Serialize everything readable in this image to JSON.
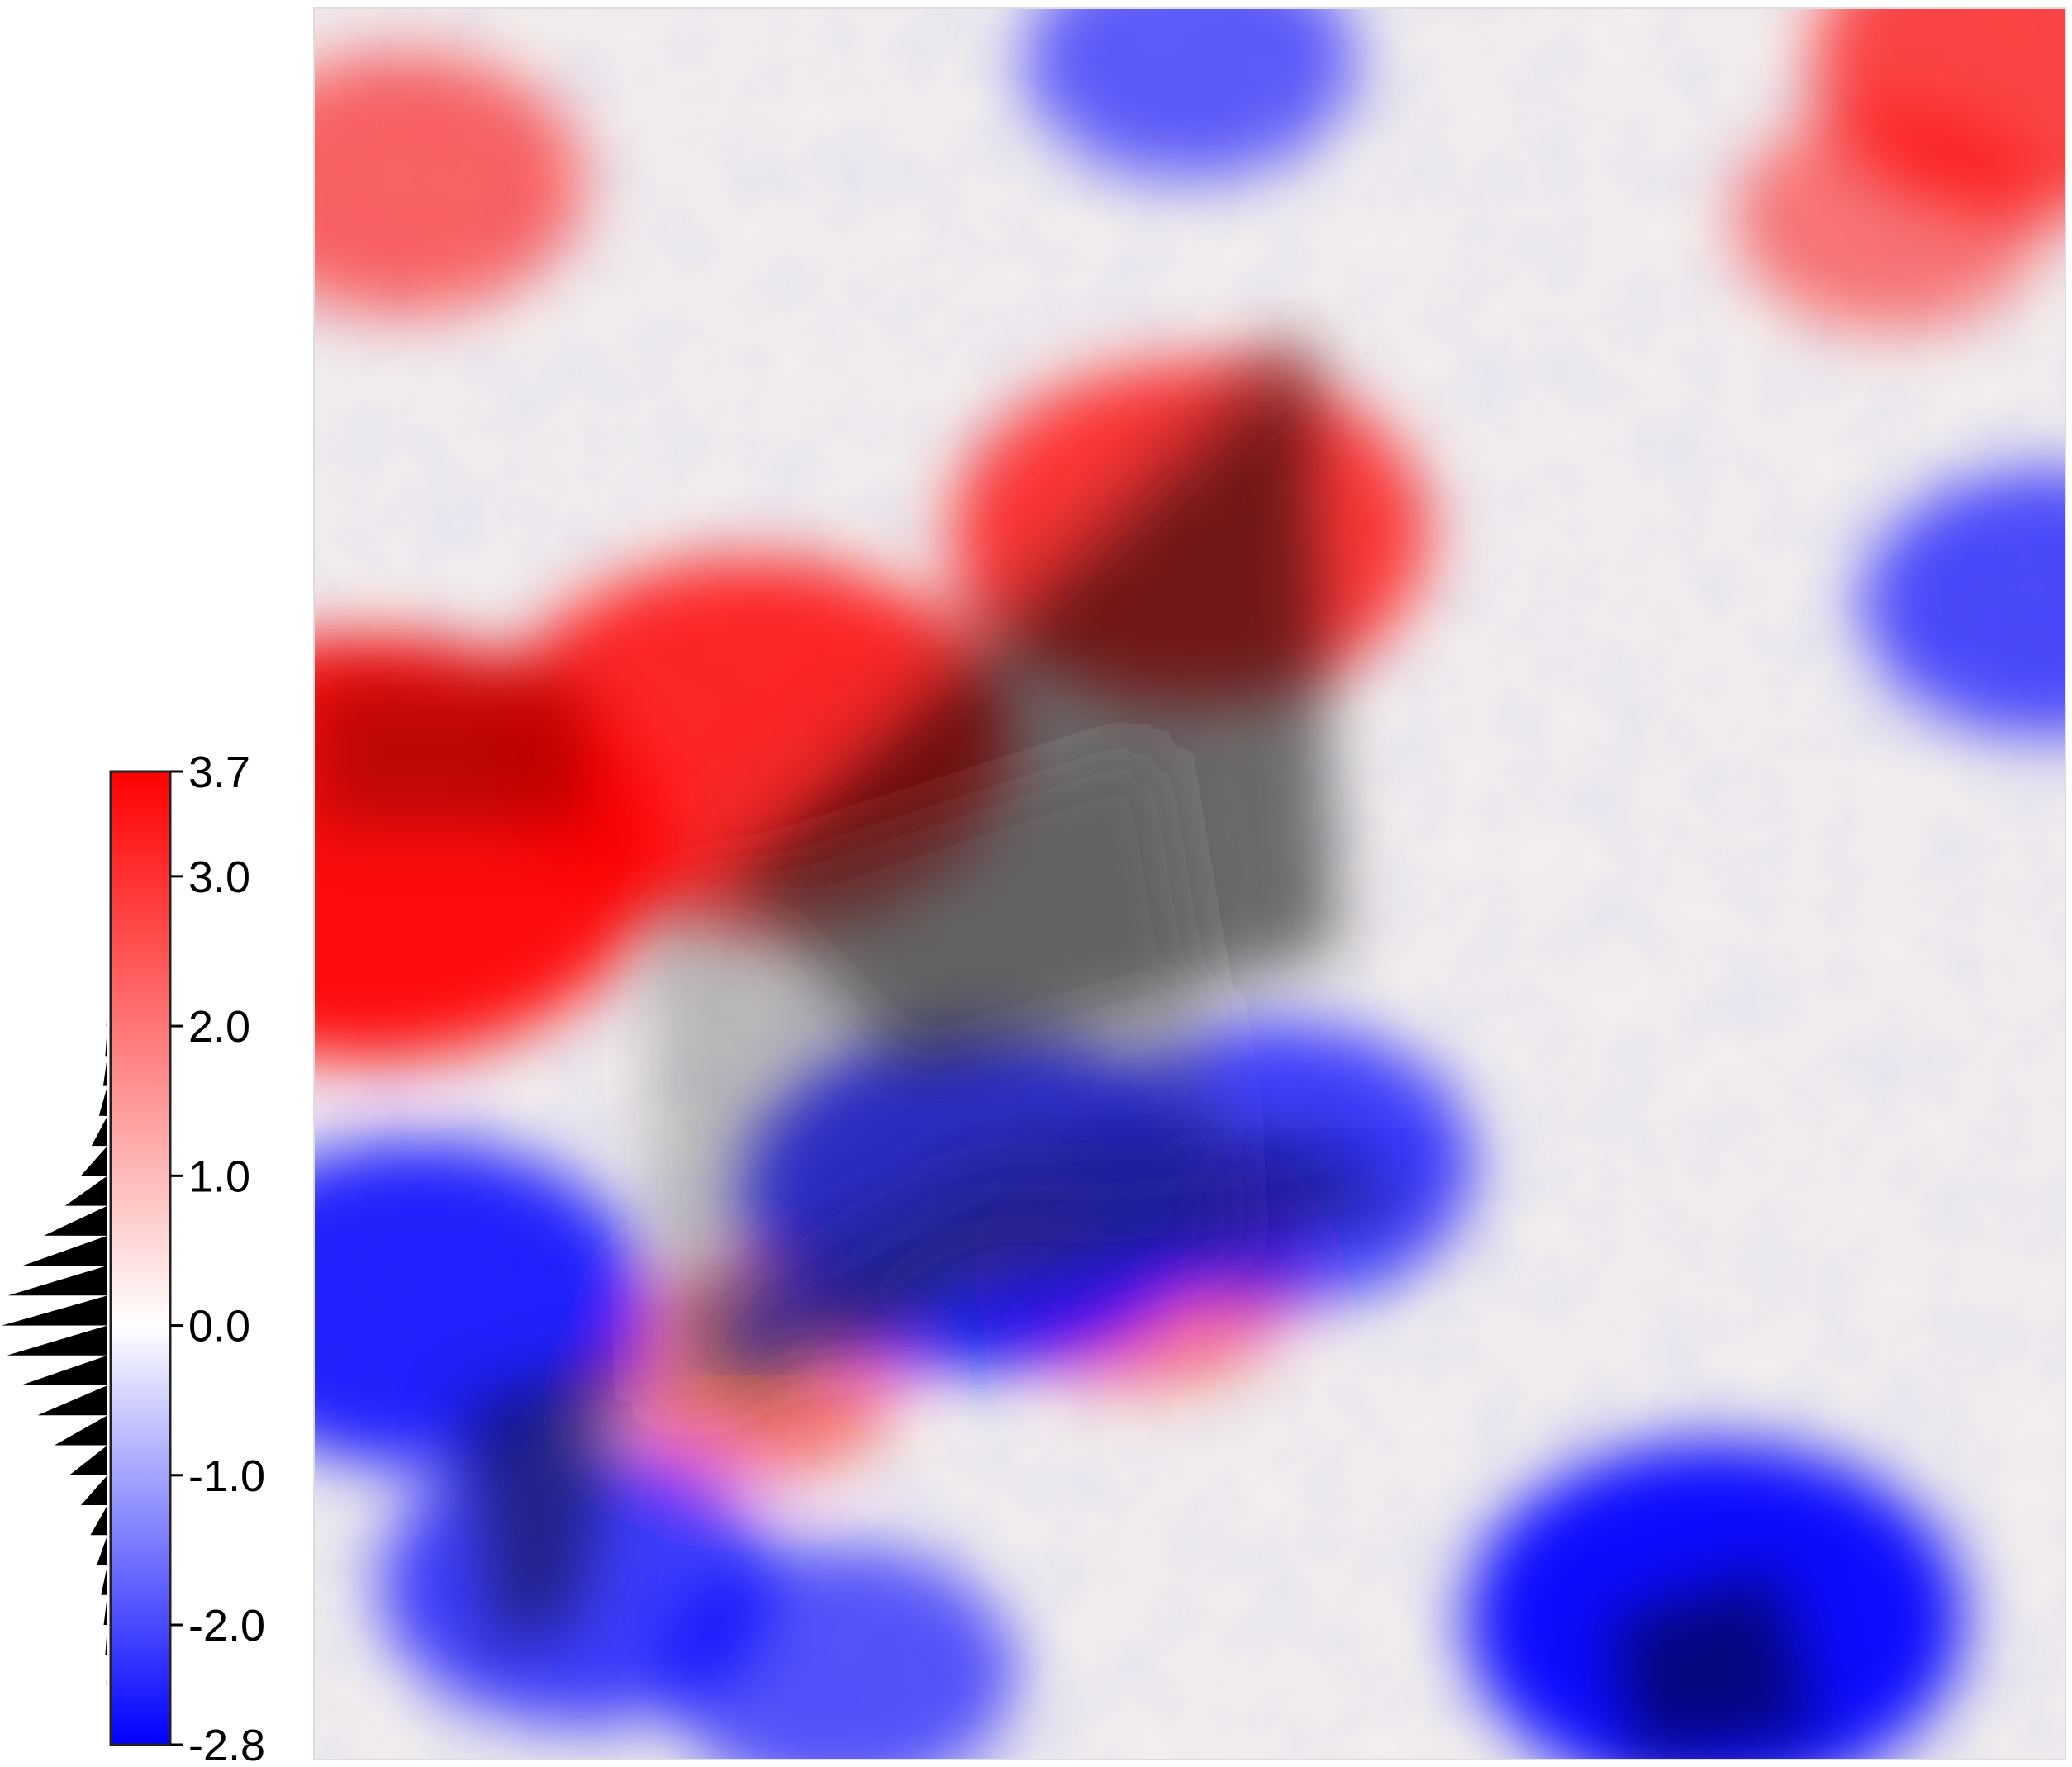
{
  "chart_data": {
    "type": "heatmap",
    "title": "",
    "xlabel": "",
    "ylabel": "",
    "grid": false,
    "legend": "left",
    "colorbar": {
      "vmin": -2.8,
      "vmax": 3.7,
      "ticks": [
        3.7,
        3.0,
        2.0,
        1.0,
        0.0,
        -1.0,
        -2.0,
        -2.8
      ],
      "tick_labels": [
        "3.7",
        "3.0",
        "2.0",
        "1.0",
        "0.0",
        "-1.0",
        "-2.0",
        "-2.8"
      ],
      "colors": {
        "min": "#0000ff",
        "mid": "#ffffff",
        "max": "#ff0000"
      }
    },
    "overlay": {
      "description_color": "#000000",
      "shading": "grayscale-anatomy"
    },
    "histogram": {
      "bins_value_center": [
        -2.8,
        -2.6,
        -2.4,
        -2.2,
        -2.0,
        -1.8,
        -1.6,
        -1.4,
        -1.2,
        -1.0,
        -0.8,
        -0.6,
        -0.4,
        -0.2,
        0.0,
        0.2,
        0.4,
        0.6,
        0.8,
        1.0,
        1.2,
        1.4,
        1.6,
        1.8,
        2.0,
        2.2,
        2.4,
        2.6,
        2.8,
        3.0,
        3.2,
        3.4,
        3.6
      ],
      "relative_density": [
        0.0,
        0.005,
        0.01,
        0.02,
        0.035,
        0.06,
        0.1,
        0.16,
        0.25,
        0.36,
        0.5,
        0.66,
        0.82,
        0.95,
        1.0,
        0.94,
        0.8,
        0.6,
        0.4,
        0.25,
        0.15,
        0.08,
        0.04,
        0.02,
        0.01,
        0.005,
        0.0,
        0.0,
        0.0,
        0.0,
        0.0,
        0.0,
        0.0
      ]
    },
    "field_seeds": {
      "red_blobs": [
        {
          "x": 0.03,
          "y": 0.48,
          "v": 3.7
        },
        {
          "x": 0.25,
          "y": 0.42,
          "v": 3.0
        },
        {
          "x": 0.5,
          "y": 0.3,
          "v": 2.6
        },
        {
          "x": 0.05,
          "y": 0.1,
          "v": 1.5
        },
        {
          "x": 0.98,
          "y": 0.03,
          "v": 2.2
        },
        {
          "x": 0.9,
          "y": 0.12,
          "v": 1.0
        },
        {
          "x": 0.47,
          "y": 0.72,
          "v": 1.2
        },
        {
          "x": 0.25,
          "y": 0.78,
          "v": 0.9
        }
      ],
      "blue_blobs": [
        {
          "x": 0.06,
          "y": 0.74,
          "v": -2.4
        },
        {
          "x": 0.38,
          "y": 0.68,
          "v": -2.6
        },
        {
          "x": 0.55,
          "y": 0.66,
          "v": -1.8
        },
        {
          "x": 0.8,
          "y": 0.92,
          "v": -2.8
        },
        {
          "x": 0.99,
          "y": 0.34,
          "v": -1.6
        },
        {
          "x": 0.5,
          "y": 0.03,
          "v": -1.2
        },
        {
          "x": 0.3,
          "y": 0.95,
          "v": -1.4
        },
        {
          "x": 0.15,
          "y": 0.9,
          "v": -1.8
        }
      ]
    }
  }
}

• STATED TASK: Transcribe all the records above word for word, without their images.

• SOLUTION TO THIS EXERCISE:
Serialize everything readable in this image to JSON.
{
  "chart_data": {
    "type": "heatmap",
    "title": "",
    "xlabel": "",
    "ylabel": "",
    "grid": false,
    "legend": "left",
    "colorbar": {
      "vmin": -2.8,
      "vmax": 3.7,
      "ticks": [
        3.7,
        3.0,
        2.0,
        1.0,
        0.0,
        -1.0,
        -2.0,
        -2.8
      ],
      "tick_labels": [
        "3.7",
        "3.0",
        "2.0",
        "1.0",
        "0.0",
        "-1.0",
        "-2.0",
        "-2.8"
      ],
      "colors": {
        "min": "#0000ff",
        "mid": "#ffffff",
        "max": "#ff0000"
      }
    },
    "overlay": {
      "description_color": "#000000",
      "shading": "grayscale-anatomy"
    },
    "histogram": {
      "bins_value_center": [
        -2.8,
        -2.6,
        -2.4,
        -2.2,
        -2.0,
        -1.8,
        -1.6,
        -1.4,
        -1.2,
        -1.0,
        -0.8,
        -0.6,
        -0.4,
        -0.2,
        0.0,
        0.2,
        0.4,
        0.6,
        0.8,
        1.0,
        1.2,
        1.4,
        1.6,
        1.8,
        2.0,
        2.2,
        2.4,
        2.6,
        2.8,
        3.0,
        3.2,
        3.4,
        3.6
      ],
      "relative_density": [
        0.0,
        0.005,
        0.01,
        0.02,
        0.035,
        0.06,
        0.1,
        0.16,
        0.25,
        0.36,
        0.5,
        0.66,
        0.82,
        0.95,
        1.0,
        0.94,
        0.8,
        0.6,
        0.4,
        0.25,
        0.15,
        0.08,
        0.04,
        0.02,
        0.01,
        0.005,
        0.0,
        0.0,
        0.0,
        0.0,
        0.0,
        0.0,
        0.0
      ]
    },
    "field_seeds": {
      "red_blobs": [
        {
          "x": 0.03,
          "y": 0.48,
          "v": 3.7
        },
        {
          "x": 0.25,
          "y": 0.42,
          "v": 3.0
        },
        {
          "x": 0.5,
          "y": 0.3,
          "v": 2.6
        },
        {
          "x": 0.05,
          "y": 0.1,
          "v": 1.5
        },
        {
          "x": 0.98,
          "y": 0.03,
          "v": 2.2
        },
        {
          "x": 0.9,
          "y": 0.12,
          "v": 1.0
        },
        {
          "x": 0.47,
          "y": 0.72,
          "v": 1.2
        },
        {
          "x": 0.25,
          "y": 0.78,
          "v": 0.9
        }
      ],
      "blue_blobs": [
        {
          "x": 0.06,
          "y": 0.74,
          "v": -2.4
        },
        {
          "x": 0.38,
          "y": 0.68,
          "v": -2.6
        },
        {
          "x": 0.55,
          "y": 0.66,
          "v": -1.8
        },
        {
          "x": 0.8,
          "y": 0.92,
          "v": -2.8
        },
        {
          "x": 0.99,
          "y": 0.34,
          "v": -1.6
        },
        {
          "x": 0.5,
          "y": 0.03,
          "v": -1.2
        },
        {
          "x": 0.3,
          "y": 0.95,
          "v": -1.4
        },
        {
          "x": 0.15,
          "y": 0.9,
          "v": -1.8
        }
      ]
    }
  }
}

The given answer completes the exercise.